Exercise objective:
Filter the data for "aspects" and copy matching lines.

┌────────

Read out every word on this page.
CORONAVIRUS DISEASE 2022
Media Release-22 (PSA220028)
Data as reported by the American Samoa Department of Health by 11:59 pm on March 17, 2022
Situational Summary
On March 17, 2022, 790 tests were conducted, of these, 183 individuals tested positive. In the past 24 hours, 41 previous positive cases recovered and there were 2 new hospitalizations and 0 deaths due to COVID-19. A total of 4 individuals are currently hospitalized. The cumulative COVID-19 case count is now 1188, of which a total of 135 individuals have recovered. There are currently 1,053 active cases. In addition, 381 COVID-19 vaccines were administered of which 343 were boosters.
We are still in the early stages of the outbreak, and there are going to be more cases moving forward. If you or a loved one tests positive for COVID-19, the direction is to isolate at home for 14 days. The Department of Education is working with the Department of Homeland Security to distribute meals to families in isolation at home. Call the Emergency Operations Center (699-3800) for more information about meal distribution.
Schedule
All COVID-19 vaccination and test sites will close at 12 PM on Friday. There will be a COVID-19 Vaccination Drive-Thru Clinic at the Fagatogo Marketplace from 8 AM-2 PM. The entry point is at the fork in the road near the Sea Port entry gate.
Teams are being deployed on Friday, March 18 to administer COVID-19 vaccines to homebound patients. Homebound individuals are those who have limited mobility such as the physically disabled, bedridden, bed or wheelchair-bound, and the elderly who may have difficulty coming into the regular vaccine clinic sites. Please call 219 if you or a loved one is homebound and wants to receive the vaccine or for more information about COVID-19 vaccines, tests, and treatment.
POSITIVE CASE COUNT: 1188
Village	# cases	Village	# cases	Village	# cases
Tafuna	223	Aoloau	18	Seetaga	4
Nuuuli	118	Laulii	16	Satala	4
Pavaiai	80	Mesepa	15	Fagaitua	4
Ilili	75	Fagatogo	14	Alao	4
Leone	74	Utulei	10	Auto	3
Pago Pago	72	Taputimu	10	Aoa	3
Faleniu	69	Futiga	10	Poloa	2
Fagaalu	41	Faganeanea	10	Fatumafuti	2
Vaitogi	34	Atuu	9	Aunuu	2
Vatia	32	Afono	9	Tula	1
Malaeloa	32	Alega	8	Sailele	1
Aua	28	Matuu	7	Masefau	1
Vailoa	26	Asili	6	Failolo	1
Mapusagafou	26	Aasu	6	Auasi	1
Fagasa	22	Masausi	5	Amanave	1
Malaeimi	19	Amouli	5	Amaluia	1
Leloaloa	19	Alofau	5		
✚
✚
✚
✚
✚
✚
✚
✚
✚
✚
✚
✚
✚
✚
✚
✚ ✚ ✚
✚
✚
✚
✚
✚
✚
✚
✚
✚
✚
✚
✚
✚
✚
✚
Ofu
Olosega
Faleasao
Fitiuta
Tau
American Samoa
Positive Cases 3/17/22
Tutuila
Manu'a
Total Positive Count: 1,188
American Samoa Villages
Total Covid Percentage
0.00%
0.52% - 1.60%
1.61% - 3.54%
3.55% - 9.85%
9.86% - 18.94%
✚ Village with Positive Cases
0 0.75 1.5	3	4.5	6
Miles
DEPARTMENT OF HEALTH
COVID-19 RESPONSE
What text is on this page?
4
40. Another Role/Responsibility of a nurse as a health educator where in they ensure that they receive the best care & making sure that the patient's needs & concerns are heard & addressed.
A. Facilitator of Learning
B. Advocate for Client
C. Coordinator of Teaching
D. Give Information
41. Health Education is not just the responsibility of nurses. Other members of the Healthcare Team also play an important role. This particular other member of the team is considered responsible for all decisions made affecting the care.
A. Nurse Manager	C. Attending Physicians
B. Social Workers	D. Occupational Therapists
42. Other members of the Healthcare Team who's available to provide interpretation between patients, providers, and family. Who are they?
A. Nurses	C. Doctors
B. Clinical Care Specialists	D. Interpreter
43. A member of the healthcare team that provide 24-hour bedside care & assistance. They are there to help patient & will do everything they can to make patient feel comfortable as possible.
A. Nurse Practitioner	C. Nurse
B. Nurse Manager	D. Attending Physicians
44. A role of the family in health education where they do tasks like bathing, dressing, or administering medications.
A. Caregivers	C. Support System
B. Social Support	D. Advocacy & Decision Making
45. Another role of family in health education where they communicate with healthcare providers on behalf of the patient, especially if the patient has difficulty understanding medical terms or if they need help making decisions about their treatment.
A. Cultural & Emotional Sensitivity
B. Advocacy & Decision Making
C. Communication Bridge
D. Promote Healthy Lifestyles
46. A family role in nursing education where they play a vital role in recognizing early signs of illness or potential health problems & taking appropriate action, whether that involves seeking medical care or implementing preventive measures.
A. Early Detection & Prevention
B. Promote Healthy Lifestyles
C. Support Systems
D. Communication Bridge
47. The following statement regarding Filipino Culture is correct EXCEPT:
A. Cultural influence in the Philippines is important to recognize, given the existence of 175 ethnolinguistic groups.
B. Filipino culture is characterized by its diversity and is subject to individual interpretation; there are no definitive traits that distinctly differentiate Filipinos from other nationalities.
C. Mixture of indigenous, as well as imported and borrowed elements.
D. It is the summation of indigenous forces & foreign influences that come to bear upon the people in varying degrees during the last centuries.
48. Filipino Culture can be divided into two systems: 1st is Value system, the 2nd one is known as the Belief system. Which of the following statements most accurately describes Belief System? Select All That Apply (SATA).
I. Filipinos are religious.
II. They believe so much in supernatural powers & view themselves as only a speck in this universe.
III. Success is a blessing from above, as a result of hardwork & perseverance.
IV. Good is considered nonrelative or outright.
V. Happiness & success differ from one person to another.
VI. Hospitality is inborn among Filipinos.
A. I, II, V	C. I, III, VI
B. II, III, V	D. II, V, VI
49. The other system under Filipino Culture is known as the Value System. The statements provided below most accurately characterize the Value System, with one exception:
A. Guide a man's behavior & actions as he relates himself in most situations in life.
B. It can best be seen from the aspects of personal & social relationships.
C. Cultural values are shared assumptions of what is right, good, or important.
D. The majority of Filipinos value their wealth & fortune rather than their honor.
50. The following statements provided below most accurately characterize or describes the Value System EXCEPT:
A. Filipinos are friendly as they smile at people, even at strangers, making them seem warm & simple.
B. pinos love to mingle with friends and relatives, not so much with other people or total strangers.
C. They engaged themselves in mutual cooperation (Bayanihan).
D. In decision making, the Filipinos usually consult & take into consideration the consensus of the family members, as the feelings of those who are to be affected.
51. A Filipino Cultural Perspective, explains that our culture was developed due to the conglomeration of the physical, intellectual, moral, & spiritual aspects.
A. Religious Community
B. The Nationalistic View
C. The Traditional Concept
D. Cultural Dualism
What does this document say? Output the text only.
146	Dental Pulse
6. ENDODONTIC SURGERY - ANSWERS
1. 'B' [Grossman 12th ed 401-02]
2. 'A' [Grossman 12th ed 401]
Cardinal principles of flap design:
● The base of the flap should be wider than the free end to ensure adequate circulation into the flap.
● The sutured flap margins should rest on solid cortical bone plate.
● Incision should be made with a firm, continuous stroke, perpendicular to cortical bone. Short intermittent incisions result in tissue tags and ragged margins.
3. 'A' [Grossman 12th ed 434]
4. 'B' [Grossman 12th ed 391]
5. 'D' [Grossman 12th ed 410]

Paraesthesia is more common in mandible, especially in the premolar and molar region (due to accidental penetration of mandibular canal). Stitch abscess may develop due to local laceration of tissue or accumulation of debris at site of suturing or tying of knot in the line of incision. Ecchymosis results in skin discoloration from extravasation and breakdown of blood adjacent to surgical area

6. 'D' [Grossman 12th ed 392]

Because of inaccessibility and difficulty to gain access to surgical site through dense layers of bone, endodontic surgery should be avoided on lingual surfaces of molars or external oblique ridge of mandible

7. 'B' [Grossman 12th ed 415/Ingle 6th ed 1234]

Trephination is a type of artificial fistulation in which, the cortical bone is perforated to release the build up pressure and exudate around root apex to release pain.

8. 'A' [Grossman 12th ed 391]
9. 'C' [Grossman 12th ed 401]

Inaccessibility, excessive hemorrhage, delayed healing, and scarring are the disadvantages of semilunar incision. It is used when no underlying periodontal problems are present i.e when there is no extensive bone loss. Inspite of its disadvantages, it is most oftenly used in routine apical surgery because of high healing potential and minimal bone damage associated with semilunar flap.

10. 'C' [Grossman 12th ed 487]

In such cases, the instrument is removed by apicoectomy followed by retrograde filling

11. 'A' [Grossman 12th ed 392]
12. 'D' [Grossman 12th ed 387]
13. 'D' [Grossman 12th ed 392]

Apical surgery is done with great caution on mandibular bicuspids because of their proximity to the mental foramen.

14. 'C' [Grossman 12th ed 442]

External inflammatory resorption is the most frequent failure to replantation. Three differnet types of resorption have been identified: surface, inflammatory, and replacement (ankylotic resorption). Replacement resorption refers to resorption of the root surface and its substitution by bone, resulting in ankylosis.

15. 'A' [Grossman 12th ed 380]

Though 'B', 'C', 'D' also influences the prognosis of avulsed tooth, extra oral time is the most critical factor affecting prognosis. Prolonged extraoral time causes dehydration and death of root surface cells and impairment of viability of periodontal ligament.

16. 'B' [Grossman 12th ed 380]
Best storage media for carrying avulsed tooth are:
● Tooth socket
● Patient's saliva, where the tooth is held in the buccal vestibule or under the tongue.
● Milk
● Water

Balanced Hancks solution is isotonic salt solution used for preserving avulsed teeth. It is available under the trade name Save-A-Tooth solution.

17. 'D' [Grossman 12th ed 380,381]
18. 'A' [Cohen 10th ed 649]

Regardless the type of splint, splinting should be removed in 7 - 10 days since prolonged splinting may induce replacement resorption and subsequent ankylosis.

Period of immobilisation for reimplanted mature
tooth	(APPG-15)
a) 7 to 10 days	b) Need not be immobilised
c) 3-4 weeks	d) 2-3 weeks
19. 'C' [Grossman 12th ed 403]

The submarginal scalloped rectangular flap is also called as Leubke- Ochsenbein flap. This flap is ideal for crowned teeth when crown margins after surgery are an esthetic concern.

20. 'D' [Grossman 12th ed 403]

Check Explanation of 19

└────────

Exercise result:
B. It can best be seen from the aspects of personal & social relationships.
51. A Filipino Cultural Perspective, explains that our culture was developed due to the conglomeration of the physical, intellectual, moral, & spiritual aspects.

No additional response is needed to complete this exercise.